SOURCE:

All New Recent Subdivisions

Action 17 – Enforce Homeowners Associations in new subdivisions to keep retention ponds clear
of debris. The outflow drains in the retention ponds get clogged causing ponds to overflow and
flood. Annual cleaning of the drains would help prevent flooding. The Homeowners Associations
are responsible for maintenance of the retention ponds.

    •   Action Type – Planning and Regulations
    •   Pre or Post Disaster – Pre
    •   Priority – High
    •   Lead – Planning
    •   Supporting – Engineering
    •   Financing Options – Town budget
    •   Cost Estimate – Staff time
    •   Time Frame – Long term
    •   Benefit – Decrease personal and property loss.

5.0 PLAN MAINTENANCE

        “The success of the hazard mitigation plan is measured by the degree to which actions
        are accomplished. Without the implementation and maintenance of the plan, the previous
        components have merely been an effort in research void of any practical application.”
                                                  - Tennessee Emergency Management Agency

The Town of Middletown and the Hazard Mitigation Committee realize that successful hazard
mitigation is an ongoing process that requires implementation, evaluation, and updated revisions
to this plan. Also realized is the importance of integrating appropriate sections of the plan into the
town’s Comprehensive Plan, Emergency Operations Plan, and site plan review process. It is
intended that this plan and the ongoing efforts of the Hazard Mitigation Committee will preserve
and enhance the quality of life, property, and resources for the Town of Middletown.

The plan was approved by the Town Council on March 20, 2006. Following FEMA conditional
approval, the plan was adopted by the Town Council on October 24, 2006. Adoption and
implementation of this hazard mitigation strategy gains Middletown credit points under the
Federal Emergency Management Agency’s (FEMA) Community Rating System (CRS) which
provides discounts on National Flood Insurance premiums. Adoption of this mitigation strategy
also increases Middletown’s eligibility for federal hazard mitigation grants. These grants originate
from FEMA’s Pre-Disaster Flood Mitigation Assistance (FMA), Pre-Disaster Mitigation (PDM) and
post-disaster Hazard Mitigation Grant (HMGP) Programs. (Refer to Appendix B for further
information.)

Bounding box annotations
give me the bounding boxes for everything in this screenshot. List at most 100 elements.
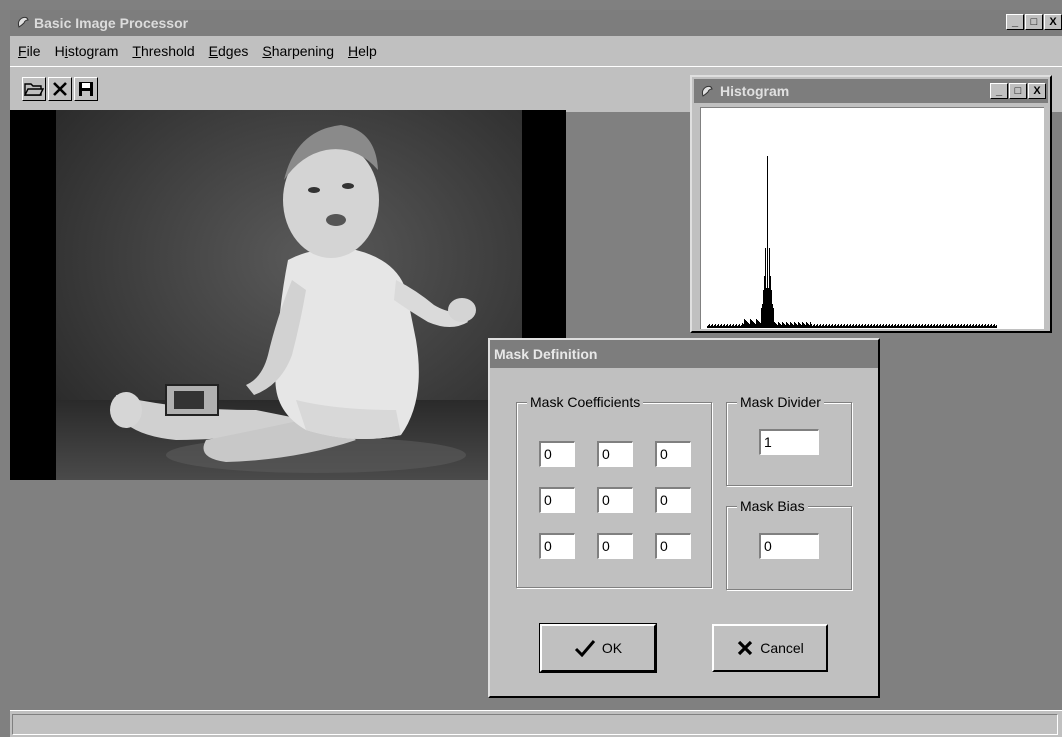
hist-maximize-button[interactable]: □ — [1009, 83, 1027, 99]
close-x-icon — [53, 82, 67, 96]
histogram-bar — [882, 325, 883, 328]
histogram-bar — [982, 324, 983, 328]
histogram-bar — [798, 322, 799, 328]
histogram-bar — [797, 325, 798, 328]
save-disk-icon — [79, 82, 93, 96]
histogram-bar — [973, 324, 974, 328]
histogram-bar — [986, 326, 987, 328]
cancel-button[interactable]: Cancel — [712, 624, 828, 672]
coefficient-field-r2c3[interactable]: 0 — [655, 487, 691, 513]
histogram-bar — [880, 324, 881, 328]
histogram-bar — [761, 308, 762, 328]
menu-edges[interactable]: Edges — [209, 43, 249, 59]
coefficient-field-r2c2[interactable]: 0 — [597, 487, 633, 513]
mask-definition-dialog[interactable]: Mask Definition Mask Coefficients 0 0 0 … — [488, 338, 880, 698]
histogram-bar — [825, 325, 826, 328]
histogram-bar — [820, 324, 821, 328]
histogram-bar — [932, 326, 933, 328]
histogram-bar — [963, 325, 964, 328]
cancel-label: Cancel — [760, 640, 804, 656]
histogram-bar — [959, 326, 960, 328]
histogram-bar — [766, 288, 767, 328]
histogram-bar — [719, 326, 720, 328]
save-button[interactable] — [74, 77, 98, 101]
close-image-button[interactable] — [48, 77, 72, 101]
histogram-bar — [784, 324, 785, 328]
maximize-button[interactable]: □ — [1025, 14, 1043, 30]
histogram-bar — [746, 321, 747, 328]
open-button[interactable] — [22, 77, 46, 101]
histogram-bar — [848, 326, 849, 328]
histogram-bar — [738, 325, 739, 328]
histogram-bar — [911, 326, 912, 328]
histogram-bar — [983, 326, 984, 328]
histogram-bar — [901, 324, 902, 328]
histogram-bar — [917, 326, 918, 328]
baby-photo — [56, 110, 522, 480]
hist-close-button[interactable]: X — [1028, 83, 1046, 99]
histogram-bar — [827, 326, 828, 328]
histogram-bars — [707, 156, 997, 328]
histogram-bar — [964, 324, 965, 328]
histogram-bar — [713, 326, 714, 328]
coefficient-field-r3c3[interactable]: 0 — [655, 533, 691, 559]
app-titlebar[interactable]: Basic Image Processor _ □ X — [10, 10, 1062, 36]
menu-help[interactable]: Help — [348, 43, 377, 59]
histogram-bar — [787, 323, 788, 328]
histogram-bar — [985, 324, 986, 328]
histogram-bar — [731, 326, 732, 328]
coefficient-field-r1c2[interactable]: 0 — [597, 441, 633, 467]
hist-minimize-button[interactable]: _ — [990, 83, 1008, 99]
histogram-bar — [862, 324, 863, 328]
coefficient-field-r3c2[interactable]: 0 — [597, 533, 633, 559]
histogram-bar — [980, 326, 981, 328]
histogram-bar — [957, 325, 958, 328]
image-canvas[interactable] — [10, 110, 566, 480]
coefficient-field-r1c1[interactable]: 0 — [539, 441, 575, 467]
coefficient-field-r2c1[interactable]: 0 — [539, 487, 575, 513]
mask-bias-field[interactable]: 0 — [759, 533, 819, 559]
histogram-bar — [877, 324, 878, 328]
histogram-bar — [987, 325, 988, 328]
histogram-bar — [966, 325, 967, 328]
menu-threshold[interactable]: Threshold — [132, 43, 194, 59]
histogram-bar — [912, 325, 913, 328]
histogram-bar — [962, 326, 963, 328]
menu-file[interactable]: File — [18, 43, 41, 59]
histogram-bar — [737, 326, 738, 328]
ok-button[interactable]: OK — [539, 623, 657, 673]
histogram-bar — [995, 326, 996, 328]
minimize-button[interactable]: _ — [1006, 14, 1024, 30]
app-icon — [17, 16, 29, 28]
mask-divider-field[interactable]: 1 — [759, 429, 819, 455]
histogram-bar — [814, 324, 815, 328]
histogram-bar — [756, 319, 757, 328]
ok-label: OK — [601, 640, 623, 656]
mask-coefficients-group: Mask Coefficients 0 0 0 0 0 0 0 0 0 — [516, 394, 712, 588]
histogram-bar — [886, 324, 887, 328]
histogram-bar — [976, 324, 977, 328]
histogram-bar — [735, 325, 736, 328]
histogram-bar — [846, 325, 847, 328]
coefficient-field-r3c1[interactable]: 0 — [539, 533, 575, 559]
histogram-bar — [863, 326, 864, 328]
dialog-titlebar[interactable]: Mask Definition — [490, 340, 878, 368]
histogram-bar — [892, 324, 893, 328]
menu-sharpening[interactable]: Sharpening — [262, 43, 334, 59]
histogram-bar — [906, 325, 907, 328]
histogram-window[interactable]: Histogram _ □ X — [690, 75, 1052, 333]
histogram-bar — [742, 323, 743, 328]
close-button[interactable]: X — [1044, 14, 1062, 30]
histogram-bar — [918, 325, 919, 328]
minimize-icon: _ — [995, 85, 1003, 97]
histogram-bar — [922, 324, 923, 328]
histogram-titlebar[interactable]: Histogram _ □ X — [694, 79, 1048, 103]
coefficient-field-r1c3[interactable]: 0 — [655, 441, 691, 467]
histogram-bar — [826, 324, 827, 328]
histogram-bar — [993, 325, 994, 328]
histogram-bar — [833, 326, 834, 328]
histogram-bar — [745, 320, 746, 328]
menu-histogram[interactable]: Histogram — [55, 43, 119, 59]
histogram-bar — [840, 325, 841, 328]
menubar: File Histogram Threshold Edges Sharpenin… — [10, 36, 1062, 66]
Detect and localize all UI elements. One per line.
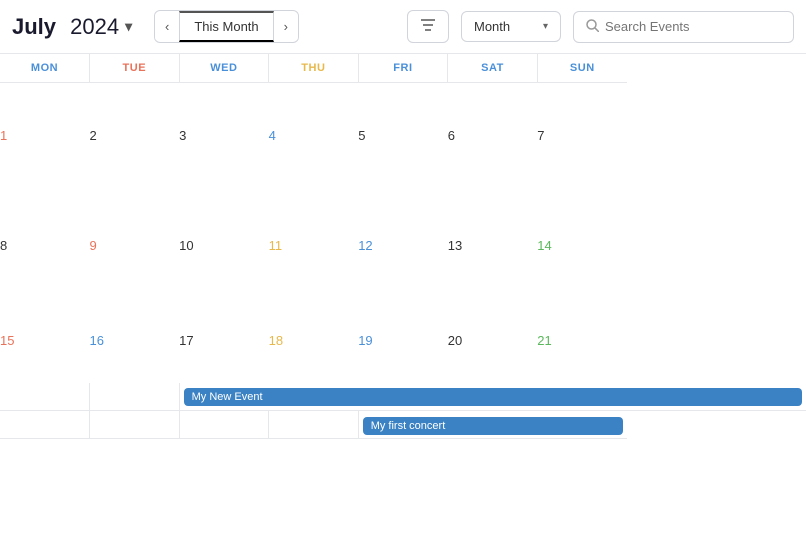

EXERCISE REQUIREMENTS:
**a)** Answer these questions using the hazard mitigation text:
(i) Which department is listed as the lead for Action 17?
(ii) On what date did the Town Council adopt the plan?
(iii) Which agency is credited with the quotation that opens the plan maintenance section?
**b)** From the records, copy the part that opens with the line containing "hist-maximize-button[interactable]: □ —" and closes with the line containing "histogram-bar — [917, 326, 918, 328]", including both of those lines.

ANSWERS TO EACH TASK:
**a)**
(i) Planning
(ii) October 24, 2006
(iii) Tennessee Emergency Management Agency

**b)**
hist-maximize-button[interactable]: □ — [1009, 83, 1027, 99]
close-x-icon — [53, 82, 67, 96]
histogram-bar — [882, 325, 883, 328]
histogram-bar — [982, 324, 983, 328]
histogram-bar — [798, 322, 799, 328]
histogram-bar — [797, 325, 798, 328]
save-disk-icon — [79, 82, 93, 96]
histogram-bar — [973, 324, 974, 328]
histogram-bar — [986, 326, 987, 328]
cancel-button[interactable]: Cancel — [712, 624, 828, 672]
coefficient-field-r2c3[interactable]: 0 — [655, 487, 691, 513]
histogram-bar — [880, 324, 881, 328]
histogram-bar — [761, 308, 762, 328]
menu-edges[interactable]: Edges — [209, 43, 249, 59]
coefficient-field-r2c2[interactable]: 0 — [597, 487, 633, 513]
mask-definition-dialog[interactable]: Mask Definition Mask Coefficients 0 0 0 … — [488, 338, 880, 698]
histogram-bar — [825, 325, 826, 328]
histogram-bar — [820, 324, 821, 328]
histogram-bar — [932, 326, 933, 328]
histogram-bar — [963, 325, 964, 328]
cancel-label: Cancel — [760, 640, 804, 656]
histogram-bar — [959, 326, 960, 328]
histogram-bar — [766, 288, 767, 328]
histogram-bar — [719, 326, 720, 328]
save-button[interactable] — [74, 77, 98, 101]
close-image-button[interactable] — [48, 77, 72, 101]
histogram-bar — [784, 324, 785, 328]
maximize-button[interactable]: □ — [1025, 14, 1043, 30]
histogram-bar — [746, 321, 747, 328]
open-button[interactable] — [22, 77, 46, 101]
histogram-bar — [848, 326, 849, 328]
histogram-bar — [738, 325, 739, 328]
histogram-bar — [911, 326, 912, 328]
histogram-bar — [983, 326, 984, 328]
histogram-bar — [901, 324, 902, 328]
histogram-bar — [917, 326, 918, 328]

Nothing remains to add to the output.